What you have to do –
The required output is a single number: how many lines of the material contain the string "Spot".

(Records that describe figures)
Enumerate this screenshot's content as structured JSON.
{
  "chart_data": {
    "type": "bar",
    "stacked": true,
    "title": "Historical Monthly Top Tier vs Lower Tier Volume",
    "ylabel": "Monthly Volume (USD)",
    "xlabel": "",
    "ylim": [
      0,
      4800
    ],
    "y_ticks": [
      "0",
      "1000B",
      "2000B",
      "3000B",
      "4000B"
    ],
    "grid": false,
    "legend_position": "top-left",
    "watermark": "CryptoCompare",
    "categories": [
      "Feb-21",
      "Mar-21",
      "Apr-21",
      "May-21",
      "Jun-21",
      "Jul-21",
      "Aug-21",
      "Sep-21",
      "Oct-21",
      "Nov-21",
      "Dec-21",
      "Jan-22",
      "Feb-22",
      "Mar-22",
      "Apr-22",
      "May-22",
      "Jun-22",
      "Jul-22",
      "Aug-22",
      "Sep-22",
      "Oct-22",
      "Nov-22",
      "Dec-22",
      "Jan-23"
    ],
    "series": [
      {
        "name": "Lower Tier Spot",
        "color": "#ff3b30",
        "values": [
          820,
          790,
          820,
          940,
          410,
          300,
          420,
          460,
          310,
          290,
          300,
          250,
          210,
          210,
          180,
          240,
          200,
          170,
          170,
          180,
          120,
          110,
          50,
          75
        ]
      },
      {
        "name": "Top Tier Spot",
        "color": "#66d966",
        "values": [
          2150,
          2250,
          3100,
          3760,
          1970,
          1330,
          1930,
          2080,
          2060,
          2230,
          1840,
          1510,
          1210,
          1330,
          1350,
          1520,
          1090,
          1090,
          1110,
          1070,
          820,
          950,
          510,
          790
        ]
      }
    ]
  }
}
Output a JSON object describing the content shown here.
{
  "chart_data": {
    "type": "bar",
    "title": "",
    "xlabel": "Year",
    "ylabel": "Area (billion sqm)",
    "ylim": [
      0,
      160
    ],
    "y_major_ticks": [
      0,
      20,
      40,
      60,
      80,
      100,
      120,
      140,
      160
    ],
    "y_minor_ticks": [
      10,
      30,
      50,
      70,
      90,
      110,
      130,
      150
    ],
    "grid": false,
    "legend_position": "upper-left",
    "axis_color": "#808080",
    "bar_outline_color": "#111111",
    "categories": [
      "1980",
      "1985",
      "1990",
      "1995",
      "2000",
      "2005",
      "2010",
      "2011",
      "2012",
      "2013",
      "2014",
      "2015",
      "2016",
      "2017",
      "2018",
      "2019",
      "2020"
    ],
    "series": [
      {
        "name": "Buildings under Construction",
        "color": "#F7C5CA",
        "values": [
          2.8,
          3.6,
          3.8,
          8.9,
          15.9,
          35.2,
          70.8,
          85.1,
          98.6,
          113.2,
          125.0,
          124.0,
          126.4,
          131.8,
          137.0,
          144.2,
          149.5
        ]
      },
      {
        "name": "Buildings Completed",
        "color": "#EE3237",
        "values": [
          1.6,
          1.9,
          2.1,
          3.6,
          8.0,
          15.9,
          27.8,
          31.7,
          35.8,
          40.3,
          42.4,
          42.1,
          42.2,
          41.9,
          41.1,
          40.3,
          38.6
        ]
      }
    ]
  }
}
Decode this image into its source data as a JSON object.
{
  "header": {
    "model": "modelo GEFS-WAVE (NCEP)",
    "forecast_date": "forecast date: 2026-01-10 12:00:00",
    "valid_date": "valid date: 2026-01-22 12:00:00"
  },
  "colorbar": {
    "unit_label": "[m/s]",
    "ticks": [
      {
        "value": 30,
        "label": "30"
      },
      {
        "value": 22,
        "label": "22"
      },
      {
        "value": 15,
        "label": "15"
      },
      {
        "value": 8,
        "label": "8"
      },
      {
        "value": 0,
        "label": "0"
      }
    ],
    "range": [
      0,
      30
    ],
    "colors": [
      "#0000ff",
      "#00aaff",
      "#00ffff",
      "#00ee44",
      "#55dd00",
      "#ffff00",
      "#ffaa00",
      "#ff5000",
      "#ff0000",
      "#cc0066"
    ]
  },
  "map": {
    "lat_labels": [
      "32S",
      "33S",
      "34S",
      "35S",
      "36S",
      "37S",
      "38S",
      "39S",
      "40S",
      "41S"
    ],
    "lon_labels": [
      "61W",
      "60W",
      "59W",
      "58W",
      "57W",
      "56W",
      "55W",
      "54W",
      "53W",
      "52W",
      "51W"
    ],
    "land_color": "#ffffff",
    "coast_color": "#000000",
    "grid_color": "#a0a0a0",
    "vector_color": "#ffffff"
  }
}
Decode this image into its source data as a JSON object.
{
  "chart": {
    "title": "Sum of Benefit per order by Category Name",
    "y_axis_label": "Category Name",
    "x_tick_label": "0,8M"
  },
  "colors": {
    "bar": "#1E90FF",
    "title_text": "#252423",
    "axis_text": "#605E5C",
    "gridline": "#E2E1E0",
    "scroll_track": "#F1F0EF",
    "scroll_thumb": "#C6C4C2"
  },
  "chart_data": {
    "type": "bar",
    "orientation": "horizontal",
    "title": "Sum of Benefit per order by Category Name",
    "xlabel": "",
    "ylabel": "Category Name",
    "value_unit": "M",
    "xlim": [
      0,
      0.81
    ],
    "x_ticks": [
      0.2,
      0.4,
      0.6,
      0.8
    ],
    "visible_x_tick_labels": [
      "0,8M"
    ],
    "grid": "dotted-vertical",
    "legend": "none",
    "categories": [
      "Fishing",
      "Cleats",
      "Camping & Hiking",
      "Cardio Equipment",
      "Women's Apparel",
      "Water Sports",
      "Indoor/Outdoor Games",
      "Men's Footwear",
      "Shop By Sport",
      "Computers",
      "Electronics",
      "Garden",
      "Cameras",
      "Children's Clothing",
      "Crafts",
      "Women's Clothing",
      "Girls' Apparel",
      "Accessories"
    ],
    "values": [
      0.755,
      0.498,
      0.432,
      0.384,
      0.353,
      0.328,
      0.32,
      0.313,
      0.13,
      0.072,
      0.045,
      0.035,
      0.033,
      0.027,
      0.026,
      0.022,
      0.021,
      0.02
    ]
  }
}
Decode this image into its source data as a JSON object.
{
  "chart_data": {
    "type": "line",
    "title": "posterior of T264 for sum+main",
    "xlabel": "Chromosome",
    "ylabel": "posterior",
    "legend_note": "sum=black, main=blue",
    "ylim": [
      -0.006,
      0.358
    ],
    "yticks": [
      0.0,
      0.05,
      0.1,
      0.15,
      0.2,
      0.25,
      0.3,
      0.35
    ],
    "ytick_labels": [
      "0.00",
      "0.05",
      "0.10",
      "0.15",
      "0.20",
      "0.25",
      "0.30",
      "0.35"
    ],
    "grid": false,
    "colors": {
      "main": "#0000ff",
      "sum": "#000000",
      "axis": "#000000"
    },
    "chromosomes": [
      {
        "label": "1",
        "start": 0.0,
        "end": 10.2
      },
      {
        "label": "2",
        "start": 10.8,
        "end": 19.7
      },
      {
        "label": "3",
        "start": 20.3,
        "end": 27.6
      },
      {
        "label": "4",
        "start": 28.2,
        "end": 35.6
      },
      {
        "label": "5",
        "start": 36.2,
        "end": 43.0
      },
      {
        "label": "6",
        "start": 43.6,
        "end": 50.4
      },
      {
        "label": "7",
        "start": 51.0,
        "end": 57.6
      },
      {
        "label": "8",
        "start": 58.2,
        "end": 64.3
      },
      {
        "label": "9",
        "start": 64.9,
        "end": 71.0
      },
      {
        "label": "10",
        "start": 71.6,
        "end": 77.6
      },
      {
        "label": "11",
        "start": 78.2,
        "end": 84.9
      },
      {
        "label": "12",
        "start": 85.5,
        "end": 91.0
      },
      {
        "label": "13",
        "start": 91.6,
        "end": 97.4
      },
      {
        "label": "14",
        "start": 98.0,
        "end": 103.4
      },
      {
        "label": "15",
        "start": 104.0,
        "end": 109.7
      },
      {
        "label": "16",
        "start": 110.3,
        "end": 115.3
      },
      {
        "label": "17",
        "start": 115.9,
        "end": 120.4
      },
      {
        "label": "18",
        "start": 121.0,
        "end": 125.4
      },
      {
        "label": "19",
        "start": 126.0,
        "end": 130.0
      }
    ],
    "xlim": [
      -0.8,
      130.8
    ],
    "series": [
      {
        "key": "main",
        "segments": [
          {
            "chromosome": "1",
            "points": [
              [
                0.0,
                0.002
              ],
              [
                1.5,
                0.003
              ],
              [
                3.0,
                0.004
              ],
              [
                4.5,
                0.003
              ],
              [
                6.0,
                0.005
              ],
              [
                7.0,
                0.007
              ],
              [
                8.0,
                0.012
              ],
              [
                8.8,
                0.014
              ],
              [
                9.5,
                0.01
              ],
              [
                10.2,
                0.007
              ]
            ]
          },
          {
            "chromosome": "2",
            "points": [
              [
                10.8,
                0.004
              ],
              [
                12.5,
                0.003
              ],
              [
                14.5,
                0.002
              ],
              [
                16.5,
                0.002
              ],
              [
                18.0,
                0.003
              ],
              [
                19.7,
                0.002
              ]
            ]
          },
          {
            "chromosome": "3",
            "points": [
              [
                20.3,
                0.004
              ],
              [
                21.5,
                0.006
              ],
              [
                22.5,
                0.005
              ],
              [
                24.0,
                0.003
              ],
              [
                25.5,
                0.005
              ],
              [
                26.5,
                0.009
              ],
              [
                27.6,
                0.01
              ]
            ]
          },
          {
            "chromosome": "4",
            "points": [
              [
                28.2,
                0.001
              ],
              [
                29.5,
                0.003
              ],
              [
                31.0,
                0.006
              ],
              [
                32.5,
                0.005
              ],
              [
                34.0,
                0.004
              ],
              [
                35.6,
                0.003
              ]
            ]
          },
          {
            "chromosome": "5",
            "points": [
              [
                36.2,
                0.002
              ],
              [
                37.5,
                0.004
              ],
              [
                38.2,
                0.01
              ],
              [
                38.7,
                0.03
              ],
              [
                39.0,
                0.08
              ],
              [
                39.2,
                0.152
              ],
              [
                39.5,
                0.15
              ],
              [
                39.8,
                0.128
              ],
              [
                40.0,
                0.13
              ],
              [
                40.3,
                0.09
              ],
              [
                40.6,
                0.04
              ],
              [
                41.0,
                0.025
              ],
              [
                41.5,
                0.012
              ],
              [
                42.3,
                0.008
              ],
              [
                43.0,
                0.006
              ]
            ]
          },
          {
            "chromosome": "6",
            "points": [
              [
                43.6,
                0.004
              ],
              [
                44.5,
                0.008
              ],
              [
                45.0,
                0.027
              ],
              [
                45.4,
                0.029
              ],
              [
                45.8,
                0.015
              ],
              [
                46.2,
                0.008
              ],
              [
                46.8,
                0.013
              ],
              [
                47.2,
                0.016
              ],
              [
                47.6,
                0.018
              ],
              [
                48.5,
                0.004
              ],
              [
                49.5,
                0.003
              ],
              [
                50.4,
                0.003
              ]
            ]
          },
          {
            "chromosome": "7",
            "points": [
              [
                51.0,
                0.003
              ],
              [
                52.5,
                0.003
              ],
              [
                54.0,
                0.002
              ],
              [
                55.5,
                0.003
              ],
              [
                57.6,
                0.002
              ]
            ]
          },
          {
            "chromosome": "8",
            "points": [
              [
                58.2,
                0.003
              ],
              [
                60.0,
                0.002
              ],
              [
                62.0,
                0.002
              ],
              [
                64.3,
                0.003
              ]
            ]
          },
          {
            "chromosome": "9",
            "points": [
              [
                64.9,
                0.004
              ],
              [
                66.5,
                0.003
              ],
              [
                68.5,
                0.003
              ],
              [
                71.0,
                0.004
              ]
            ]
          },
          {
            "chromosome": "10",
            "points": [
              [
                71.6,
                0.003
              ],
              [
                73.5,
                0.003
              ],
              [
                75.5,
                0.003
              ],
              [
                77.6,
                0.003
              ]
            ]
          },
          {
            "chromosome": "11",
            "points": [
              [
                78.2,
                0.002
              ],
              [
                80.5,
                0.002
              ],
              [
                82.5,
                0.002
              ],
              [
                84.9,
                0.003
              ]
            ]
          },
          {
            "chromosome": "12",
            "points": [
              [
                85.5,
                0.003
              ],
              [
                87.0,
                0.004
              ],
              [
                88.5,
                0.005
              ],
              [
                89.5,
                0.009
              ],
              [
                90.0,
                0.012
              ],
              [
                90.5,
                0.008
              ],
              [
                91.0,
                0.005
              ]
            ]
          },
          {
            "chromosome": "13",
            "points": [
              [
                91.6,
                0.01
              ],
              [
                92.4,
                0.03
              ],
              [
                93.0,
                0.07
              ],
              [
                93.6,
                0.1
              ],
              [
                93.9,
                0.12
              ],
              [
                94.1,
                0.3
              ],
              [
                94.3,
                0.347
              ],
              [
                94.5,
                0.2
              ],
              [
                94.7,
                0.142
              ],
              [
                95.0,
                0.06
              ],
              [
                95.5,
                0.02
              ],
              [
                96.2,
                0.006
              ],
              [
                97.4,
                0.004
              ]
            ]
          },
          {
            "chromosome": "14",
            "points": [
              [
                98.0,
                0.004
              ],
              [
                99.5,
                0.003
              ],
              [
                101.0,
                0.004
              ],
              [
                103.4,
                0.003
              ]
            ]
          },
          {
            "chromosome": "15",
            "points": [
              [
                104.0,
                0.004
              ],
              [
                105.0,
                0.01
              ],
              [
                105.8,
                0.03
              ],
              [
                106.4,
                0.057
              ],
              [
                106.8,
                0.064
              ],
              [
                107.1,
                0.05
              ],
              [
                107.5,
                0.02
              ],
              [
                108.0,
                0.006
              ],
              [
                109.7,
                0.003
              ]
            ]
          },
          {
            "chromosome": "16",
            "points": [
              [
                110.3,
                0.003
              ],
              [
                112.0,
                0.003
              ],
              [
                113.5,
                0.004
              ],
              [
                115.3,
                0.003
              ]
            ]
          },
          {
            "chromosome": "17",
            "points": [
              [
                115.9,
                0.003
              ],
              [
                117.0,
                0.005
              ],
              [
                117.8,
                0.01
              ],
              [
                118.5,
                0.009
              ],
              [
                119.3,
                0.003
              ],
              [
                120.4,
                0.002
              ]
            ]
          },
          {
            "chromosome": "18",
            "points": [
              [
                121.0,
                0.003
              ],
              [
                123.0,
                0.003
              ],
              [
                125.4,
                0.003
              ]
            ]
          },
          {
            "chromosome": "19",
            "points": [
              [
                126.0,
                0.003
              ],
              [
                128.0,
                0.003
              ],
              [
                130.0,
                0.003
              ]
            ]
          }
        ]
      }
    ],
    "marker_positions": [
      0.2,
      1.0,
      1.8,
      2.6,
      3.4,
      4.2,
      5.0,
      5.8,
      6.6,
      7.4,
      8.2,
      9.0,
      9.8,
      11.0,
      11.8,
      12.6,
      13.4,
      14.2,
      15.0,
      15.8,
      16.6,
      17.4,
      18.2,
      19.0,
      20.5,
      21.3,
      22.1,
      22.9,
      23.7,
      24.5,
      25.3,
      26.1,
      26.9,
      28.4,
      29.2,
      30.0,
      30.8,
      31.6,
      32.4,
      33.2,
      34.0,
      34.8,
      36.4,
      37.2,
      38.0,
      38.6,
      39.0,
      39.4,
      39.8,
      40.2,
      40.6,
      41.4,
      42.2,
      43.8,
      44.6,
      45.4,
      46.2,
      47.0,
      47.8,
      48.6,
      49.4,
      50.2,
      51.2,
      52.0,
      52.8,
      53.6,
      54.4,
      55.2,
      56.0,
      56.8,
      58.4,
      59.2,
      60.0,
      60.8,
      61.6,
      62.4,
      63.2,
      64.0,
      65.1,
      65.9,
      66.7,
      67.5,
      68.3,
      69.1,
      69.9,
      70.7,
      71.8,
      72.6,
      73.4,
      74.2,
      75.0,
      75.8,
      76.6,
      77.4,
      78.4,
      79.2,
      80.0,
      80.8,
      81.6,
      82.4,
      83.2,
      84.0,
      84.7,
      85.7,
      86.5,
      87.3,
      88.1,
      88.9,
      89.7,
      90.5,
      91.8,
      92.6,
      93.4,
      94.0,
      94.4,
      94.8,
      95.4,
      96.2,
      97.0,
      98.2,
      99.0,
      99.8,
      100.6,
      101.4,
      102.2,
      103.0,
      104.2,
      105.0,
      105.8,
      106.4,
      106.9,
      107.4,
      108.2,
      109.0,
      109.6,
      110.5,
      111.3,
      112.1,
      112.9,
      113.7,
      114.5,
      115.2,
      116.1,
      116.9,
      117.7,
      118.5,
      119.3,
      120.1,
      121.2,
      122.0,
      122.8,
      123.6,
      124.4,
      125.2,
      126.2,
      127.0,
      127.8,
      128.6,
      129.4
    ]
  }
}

Problem solution –
2